DATASET ROWS

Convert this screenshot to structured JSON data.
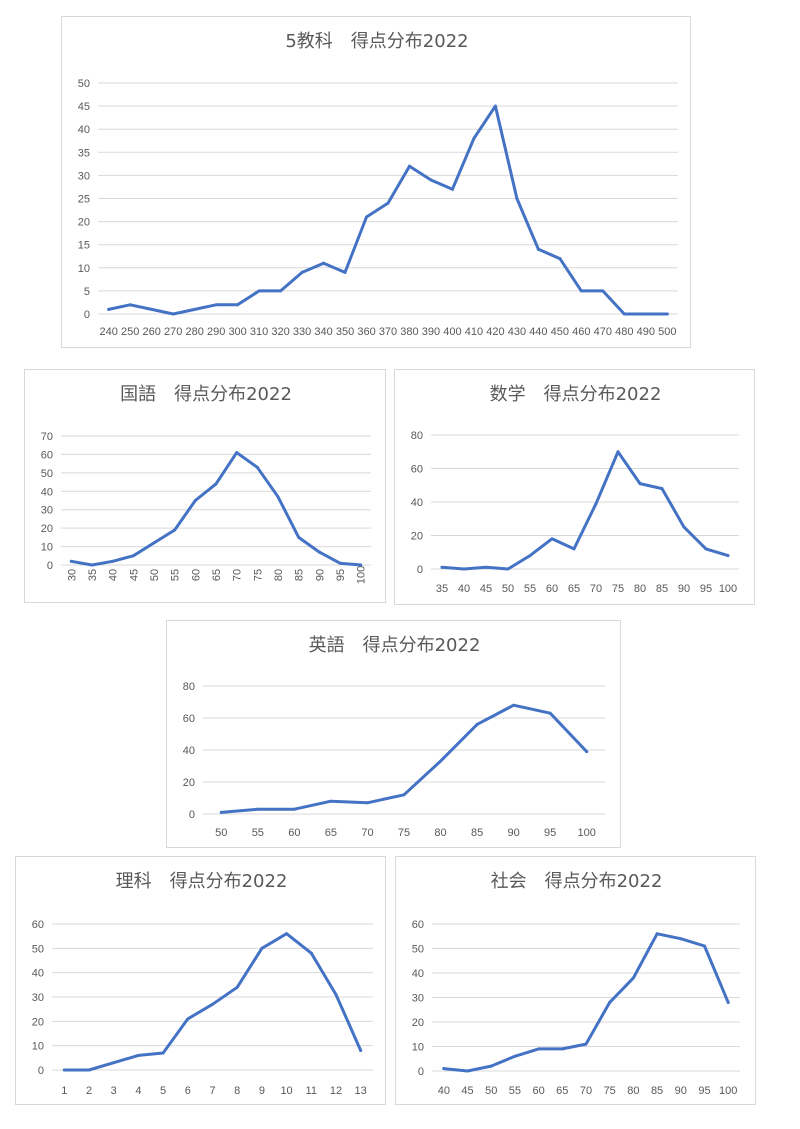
{
  "colors": {
    "series": "#4472c4",
    "grid": "#d9d9d9",
    "text": "#595959"
  },
  "chart_data": [
    {
      "id": "total",
      "type": "line",
      "title": "5教科　得点分布2022",
      "xlabel": "",
      "ylabel": "",
      "ylim": [
        0,
        50
      ],
      "ytick_step": 5,
      "grid": true,
      "legend": "none",
      "categories": [
        "240",
        "250",
        "260",
        "270",
        "280",
        "290",
        "300",
        "310",
        "320",
        "330",
        "340",
        "350",
        "360",
        "370",
        "380",
        "390",
        "400",
        "410",
        "420",
        "430",
        "440",
        "450",
        "460",
        "470",
        "480",
        "490",
        "500"
      ],
      "values": [
        1,
        2,
        1,
        0,
        1,
        2,
        2,
        5,
        5,
        9,
        11,
        9,
        21,
        24,
        32,
        29,
        27,
        38,
        45,
        25,
        14,
        12,
        5,
        5,
        0,
        0,
        0
      ]
    },
    {
      "id": "japanese",
      "type": "line",
      "title": "国語　得点分布2022",
      "xlabel": "",
      "ylabel": "",
      "ylim": [
        0,
        70
      ],
      "ytick_step": 10,
      "grid": true,
      "legend": "none",
      "categories": [
        "30",
        "35",
        "40",
        "45",
        "50",
        "55",
        "60",
        "65",
        "70",
        "75",
        "80",
        "85",
        "90",
        "95",
        "100"
      ],
      "values": [
        2,
        0,
        2,
        5,
        12,
        19,
        35,
        44,
        61,
        53,
        37,
        15,
        7,
        1,
        0
      ]
    },
    {
      "id": "math",
      "type": "line",
      "title": "数学　得点分布2022",
      "xlabel": "",
      "ylabel": "",
      "ylim": [
        0,
        80
      ],
      "ytick_step": 20,
      "grid": true,
      "legend": "none",
      "categories": [
        "35",
        "40",
        "45",
        "50",
        "55",
        "60",
        "65",
        "70",
        "75",
        "80",
        "85",
        "90",
        "95",
        "100"
      ],
      "values": [
        1,
        0,
        1,
        0,
        8,
        18,
        12,
        39,
        70,
        51,
        48,
        25,
        12,
        8
      ]
    },
    {
      "id": "english",
      "type": "line",
      "title": "英語　得点分布2022",
      "xlabel": "",
      "ylabel": "",
      "ylim": [
        0,
        80
      ],
      "ytick_step": 20,
      "grid": true,
      "legend": "none",
      "categories": [
        "50",
        "55",
        "60",
        "65",
        "70",
        "75",
        "80",
        "85",
        "90",
        "95",
        "100"
      ],
      "values": [
        1,
        3,
        3,
        8,
        7,
        12,
        33,
        56,
        68,
        63,
        39
      ]
    },
    {
      "id": "science",
      "type": "line",
      "title": "理科　得点分布2022",
      "xlabel": "",
      "ylabel": "",
      "ylim": [
        0,
        60
      ],
      "ytick_step": 10,
      "grid": true,
      "legend": "none",
      "categories": [
        "1",
        "2",
        "3",
        "4",
        "5",
        "6",
        "7",
        "8",
        "9",
        "10",
        "11",
        "12",
        "13"
      ],
      "values": [
        0,
        0,
        3,
        6,
        7,
        21,
        27,
        34,
        50,
        56,
        48,
        31,
        8
      ]
    },
    {
      "id": "social",
      "type": "line",
      "title": "社会　得点分布2022",
      "xlabel": "",
      "ylabel": "",
      "ylim": [
        0,
        60
      ],
      "ytick_step": 10,
      "grid": true,
      "legend": "none",
      "categories": [
        "40",
        "45",
        "50",
        "55",
        "60",
        "65",
        "70",
        "75",
        "80",
        "85",
        "90",
        "95",
        "100"
      ],
      "values": [
        1,
        0,
        2,
        6,
        9,
        9,
        11,
        28,
        38,
        56,
        54,
        51,
        28
      ]
    }
  ]
}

REQUIRED WORK
Copy every record character for character. Skip the pictures.

WRITTEN REPLY
Convert this screenshot to structured JSON data.
{
  "colors": {
    "series": "#4472c4",
    "grid": "#d9d9d9",
    "text": "#595959"
  },
  "chart_data": [
    {
      "id": "total",
      "type": "line",
      "title": "5教科　得点分布2022",
      "xlabel": "",
      "ylabel": "",
      "ylim": [
        0,
        50
      ],
      "ytick_step": 5,
      "grid": true,
      "legend": "none",
      "categories": [
        "240",
        "250",
        "260",
        "270",
        "280",
        "290",
        "300",
        "310",
        "320",
        "330",
        "340",
        "350",
        "360",
        "370",
        "380",
        "390",
        "400",
        "410",
        "420",
        "430",
        "440",
        "450",
        "460",
        "470",
        "480",
        "490",
        "500"
      ],
      "values": [
        1,
        2,
        1,
        0,
        1,
        2,
        2,
        5,
        5,
        9,
        11,
        9,
        21,
        24,
        32,
        29,
        27,
        38,
        45,
        25,
        14,
        12,
        5,
        5,
        0,
        0,
        0
      ]
    },
    {
      "id": "japanese",
      "type": "line",
      "title": "国語　得点分布2022",
      "xlabel": "",
      "ylabel": "",
      "ylim": [
        0,
        70
      ],
      "ytick_step": 10,
      "grid": true,
      "legend": "none",
      "categories": [
        "30",
        "35",
        "40",
        "45",
        "50",
        "55",
        "60",
        "65",
        "70",
        "75",
        "80",
        "85",
        "90",
        "95",
        "100"
      ],
      "values": [
        2,
        0,
        2,
        5,
        12,
        19,
        35,
        44,
        61,
        53,
        37,
        15,
        7,
        1,
        0
      ]
    },
    {
      "id": "math",
      "type": "line",
      "title": "数学　得点分布2022",
      "xlabel": "",
      "ylabel": "",
      "ylim": [
        0,
        80
      ],
      "ytick_step": 20,
      "grid": true,
      "legend": "none",
      "categories": [
        "35",
        "40",
        "45",
        "50",
        "55",
        "60",
        "65",
        "70",
        "75",
        "80",
        "85",
        "90",
        "95",
        "100"
      ],
      "values": [
        1,
        0,
        1,
        0,
        8,
        18,
        12,
        39,
        70,
        51,
        48,
        25,
        12,
        8
      ]
    },
    {
      "id": "english",
      "type": "line",
      "title": "英語　得点分布2022",
      "xlabel": "",
      "ylabel": "",
      "ylim": [
        0,
        80
      ],
      "ytick_step": 20,
      "grid": true,
      "legend": "none",
      "categories": [
        "50",
        "55",
        "60",
        "65",
        "70",
        "75",
        "80",
        "85",
        "90",
        "95",
        "100"
      ],
      "values": [
        1,
        3,
        3,
        8,
        7,
        12,
        33,
        56,
        68,
        63,
        39
      ]
    },
    {
      "id": "science",
      "type": "line",
      "title": "理科　得点分布2022",
      "xlabel": "",
      "ylabel": "",
      "ylim": [
        0,
        60
      ],
      "ytick_step": 10,
      "grid": true,
      "legend": "none",
      "categories": [
        "1",
        "2",
        "3",
        "4",
        "5",
        "6",
        "7",
        "8",
        "9",
        "10",
        "11",
        "12",
        "13"
      ],
      "values": [
        0,
        0,
        3,
        6,
        7,
        21,
        27,
        34,
        50,
        56,
        48,
        31,
        8
      ]
    },
    {
      "id": "social",
      "type": "line",
      "title": "社会　得点分布2022",
      "xlabel": "",
      "ylabel": "",
      "ylim": [
        0,
        60
      ],
      "ytick_step": 10,
      "grid": true,
      "legend": "none",
      "categories": [
        "40",
        "45",
        "50",
        "55",
        "60",
        "65",
        "70",
        "75",
        "80",
        "85",
        "90",
        "95",
        "100"
      ],
      "values": [
        1,
        0,
        2,
        6,
        9,
        9,
        11,
        28,
        38,
        56,
        54,
        51,
        28
      ]
    }
  ]
}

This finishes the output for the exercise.